» PROBLEM DESCRIPTION:
Please recast the lines below as a Markdown table with two columns, No. and Line, numbering each row and skipping blank lines.

-- begin --

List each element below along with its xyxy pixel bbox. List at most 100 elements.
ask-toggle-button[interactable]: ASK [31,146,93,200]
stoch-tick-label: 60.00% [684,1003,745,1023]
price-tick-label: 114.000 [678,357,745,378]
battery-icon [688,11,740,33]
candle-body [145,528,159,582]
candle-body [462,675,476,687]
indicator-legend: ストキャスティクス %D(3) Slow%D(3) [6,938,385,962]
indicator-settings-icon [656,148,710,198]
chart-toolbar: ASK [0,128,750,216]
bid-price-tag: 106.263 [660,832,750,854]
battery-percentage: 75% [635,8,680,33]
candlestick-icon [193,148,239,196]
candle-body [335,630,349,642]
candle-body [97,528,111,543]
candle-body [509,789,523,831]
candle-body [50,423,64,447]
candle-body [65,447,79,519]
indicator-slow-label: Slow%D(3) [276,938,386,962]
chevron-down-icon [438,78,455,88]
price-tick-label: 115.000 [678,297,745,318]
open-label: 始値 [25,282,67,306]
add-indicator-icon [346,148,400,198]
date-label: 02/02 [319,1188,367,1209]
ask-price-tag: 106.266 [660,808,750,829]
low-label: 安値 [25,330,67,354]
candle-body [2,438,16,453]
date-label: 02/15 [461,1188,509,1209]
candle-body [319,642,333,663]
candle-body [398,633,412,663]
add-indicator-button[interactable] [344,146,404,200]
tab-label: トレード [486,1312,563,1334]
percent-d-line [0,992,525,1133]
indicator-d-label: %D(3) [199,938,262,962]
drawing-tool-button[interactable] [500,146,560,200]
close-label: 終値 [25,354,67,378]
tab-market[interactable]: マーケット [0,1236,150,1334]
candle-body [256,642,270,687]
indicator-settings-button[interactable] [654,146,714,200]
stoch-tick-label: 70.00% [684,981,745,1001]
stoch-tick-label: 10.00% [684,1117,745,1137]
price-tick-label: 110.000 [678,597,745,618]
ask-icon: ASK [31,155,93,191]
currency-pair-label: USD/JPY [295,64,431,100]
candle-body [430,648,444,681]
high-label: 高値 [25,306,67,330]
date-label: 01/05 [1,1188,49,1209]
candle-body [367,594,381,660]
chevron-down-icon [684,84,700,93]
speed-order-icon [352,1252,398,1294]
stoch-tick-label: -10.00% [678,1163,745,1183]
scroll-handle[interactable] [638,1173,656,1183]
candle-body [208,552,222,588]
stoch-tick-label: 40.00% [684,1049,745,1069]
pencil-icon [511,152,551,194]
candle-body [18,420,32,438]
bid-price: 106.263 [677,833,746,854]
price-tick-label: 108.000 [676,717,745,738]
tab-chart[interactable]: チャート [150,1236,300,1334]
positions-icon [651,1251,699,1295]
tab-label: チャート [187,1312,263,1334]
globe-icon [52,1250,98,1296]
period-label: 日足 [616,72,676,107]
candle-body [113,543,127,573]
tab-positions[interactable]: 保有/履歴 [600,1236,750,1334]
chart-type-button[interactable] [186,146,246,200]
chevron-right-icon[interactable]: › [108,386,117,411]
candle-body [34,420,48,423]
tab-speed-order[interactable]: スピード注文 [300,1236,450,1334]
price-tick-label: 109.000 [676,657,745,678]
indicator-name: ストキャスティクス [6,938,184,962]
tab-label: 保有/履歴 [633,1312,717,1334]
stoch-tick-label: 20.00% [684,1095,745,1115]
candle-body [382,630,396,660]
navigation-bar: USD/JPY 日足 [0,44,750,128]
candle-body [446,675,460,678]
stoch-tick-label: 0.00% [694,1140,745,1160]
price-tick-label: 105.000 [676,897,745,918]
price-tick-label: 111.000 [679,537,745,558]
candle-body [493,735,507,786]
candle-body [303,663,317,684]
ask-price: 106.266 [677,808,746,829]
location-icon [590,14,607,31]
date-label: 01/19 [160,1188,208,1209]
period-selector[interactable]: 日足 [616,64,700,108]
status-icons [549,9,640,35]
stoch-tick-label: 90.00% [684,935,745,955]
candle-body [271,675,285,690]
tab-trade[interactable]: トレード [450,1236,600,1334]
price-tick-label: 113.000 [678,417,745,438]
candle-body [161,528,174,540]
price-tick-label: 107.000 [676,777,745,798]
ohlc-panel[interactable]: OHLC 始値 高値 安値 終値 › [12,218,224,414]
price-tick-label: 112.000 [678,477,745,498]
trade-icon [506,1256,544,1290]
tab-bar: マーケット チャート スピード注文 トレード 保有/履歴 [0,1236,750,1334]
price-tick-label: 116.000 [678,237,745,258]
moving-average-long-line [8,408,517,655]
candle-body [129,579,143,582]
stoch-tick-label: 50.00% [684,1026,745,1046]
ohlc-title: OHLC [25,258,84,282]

-- end --

» WRITTEN ANSWER:
| No. | Line |
|---|---|
| 1 | List each element below along with its xyxy pixel bbox. List at most 100 elements. |
| 2 | ask-toggle-button[interactable]: ASK [31,146,93,200] |
| 3 | stoch-tick-label: 60.00% [684,1003,745,1023] |
| 4 | price-tick-label: 114.000 [678,357,745,378] |
| 5 | battery-icon [688,11,740,33] |
| 6 | candle-body [145,528,159,582] |
| 7 | candle-body [462,675,476,687] |
| 8 | indicator-legend: ストキャスティクス %D(3) Slow%D(3) [6,938,385,962] |
| 9 | indicator-settings-icon [656,148,710,198] |
| 10 | chart-toolbar: ASK [0,128,750,216] |
| 11 | bid-price-tag: 106.263 [660,832,750,854] |
| 12 | battery-percentage: 75% [635,8,680,33] |
| 13 | candlestick-icon [193,148,239,196] |
| 14 | candle-body [335,630,349,642] |
| 15 | candle-body [97,528,111,543] |
| 16 | candle-body [509,789,523,831] |
| 17 | candle-body [50,423,64,447] |
| 18 | candle-body [65,447,79,519] |
| 19 | indicator-slow-label: Slow%D(3) [276,938,386,962] |
| 20 | chevron-down-icon [438,78,455,88] |
| 21 | price-tick-label: 115.000 [678,297,745,318] |
| 22 | open-label: 始値 [25,282,67,306] |
| 23 | add-indicator-icon [346,148,400,198] |
| 24 | date-label: 02/02 [319,1188,367,1209] |
| 25 | ask-price-tag: 106.266 [660,808,750,829] |
| 26 | low-label: 安値 [25,330,67,354] |
| 27 | candle-body [2,438,16,453] |
| 28 | date-label: 02/15 [461,1188,509,1209] |
| 29 | candle-body [319,642,333,663] |
| 30 | candle-body [398,633,412,663] |
| 31 | add-indicator-button[interactable] [344,146,404,200] |
| 32 | tab-label: トレード [486,1312,563,1334] |
| 33 | percent-d-line [0,992,525,1133] |
| 34 | indicator-d-label: %D(3) [199,938,262,962] |
| 35 | drawing-tool-button[interactable] [500,146,560,200] |
| 36 | close-label: 終値 [25,354,67,378] |
| 37 | tab-market[interactable]: マーケット [0,1236,150,1334] |
| 38 | candle-body [256,642,270,687] |
| 39 | indicator-settings-button[interactable] [654,146,714,200] |
| 40 | stoch-tick-label: 70.00% [684,981,745,1001] |
| 41 | stoch-tick-label: 10.00% [684,1117,745,1137] |
| 42 | price-tick-label: 110.000 [678,597,745,618] |
| 43 | ask-icon: ASK [31,155,93,191] |
| 44 | currency-pair-label: USD/JPY [295,64,431,100] |
| 45 | candle-body [430,648,444,681] |
| 46 | high-label: 高値 [25,306,67,330] |
| 47 | date-label: 01/05 [1,1188,49,1209] |
| 48 | candle-body [367,594,381,660] |
| 49 | chevron-down-icon [684,84,700,93] |
| 50 | speed-order-icon [352,1252,398,1294] |
| 51 | stoch-tick-label: -10.00% [678,1163,745,1183] |
| 52 | scroll-handle[interactable] [638,1173,656,1183] |
| 53 | candle-body [208,552,222,588] |
| 54 | stoch-tick-label: 40.00% [684,1049,745,1069] |
| 55 | pencil-icon [511,152,551,194] |
| 56 | candle-body [18,420,32,438] |
| 57 | bid-price: 106.263 [677,833,746,854] |
| 58 | price-tick-label: 108.000 [676,717,745,738] |
| 59 | tab-chart[interactable]: チャート [150,1236,300,1334] |
| 60 | positions-icon [651,1251,699,1295] |
| 61 | tab-label: チャート [187,1312,263,1334] |
| 62 | globe-icon [52,1250,98,1296] |
| 63 | period-label: 日足 [616,72,676,107] |
| 64 | candle-body [113,543,127,573] |
| 65 | tab-positions[interactable]: 保有/履歴 [600,1236,750,1334] |
| 66 | chart-type-button[interactable] [186,146,246,200] |
| 67 | chevron-right-icon[interactable]: › [108,386,117,411] |
| 68 | candle-body [34,420,48,423] |
| 69 | tab-speed-order[interactable]: スピード注文 [300,1236,450,1334] |
| 70 | price-tick-label: 109.000 [676,657,745,678] |
| 71 | indicator-name: ストキャスティクス [6,938,184,962] |
| 72 | tab-label: 保有/履歴 [633,1312,717,1334] |
| 73 | stoch-tick-label: 20.00% [684,1095,745,1115] |
| 74 | candle-body [382,630,396,660] |
| 75 | navigation-bar: USD/JPY 日足 [0,44,750,128] |
| 76 | candle-body [446,675,460,678] |
| 77 | stoch-tick-label: 0.00% [694,1140,745,1160] |
| 78 | price-tick-label: 105.000 [676,897,745,918] |
| 79 | price-tick-label: 111.000 [679,537,745,558] |
| 80 | candle-body [493,735,507,786] |
| 81 | candle-body [303,663,317,684] |
| 82 | ask-price: 106.266 [677,808,746,829] |
| 83 | location-icon [590,14,607,31] |
| 84 | date-label: 01/19 [160,1188,208,1209] |
| 85 | period-selector[interactable]: 日足 [616,64,700,108] |
| 86 | status-icons [549,9,640,35] |
| 87 | stoch-tick-label: 90.00% [684,935,745,955] |
| 88 | candle-body [271,675,285,690] |
| 89 | tab-trade[interactable]: トレード [450,1236,600,1334] |
| 90 | price-tick-label: 113.000 [678,417,745,438] |
| 91 | candle-body [161,528,174,540] |
| 92 | price-tick-label: 107.000 [676,777,745,798] |
| 93 | ohlc-panel[interactable]: OHLC 始値 高値 安値 終値 › [12,218,224,414] |
| 94 | price-tick-label: 112.000 [678,477,745,498] |
| 95 | trade-icon [506,1256,544,1290] |
| 96 | tab-bar: マーケット チャート スピード注文 トレード 保有/履歴 [0,1236,750,1334] |
| 97 | price-tick-label: 116.000 [678,237,745,258] |
| 98 | moving-average-long-line [8,408,517,655] |
| 99 | candle-body [129,579,143,582] |
| 100 | stoch-tick-label: 50.00% [684,1026,745,1046] |
| 101 | ohlc-title: OHLC [25,258,84,282] |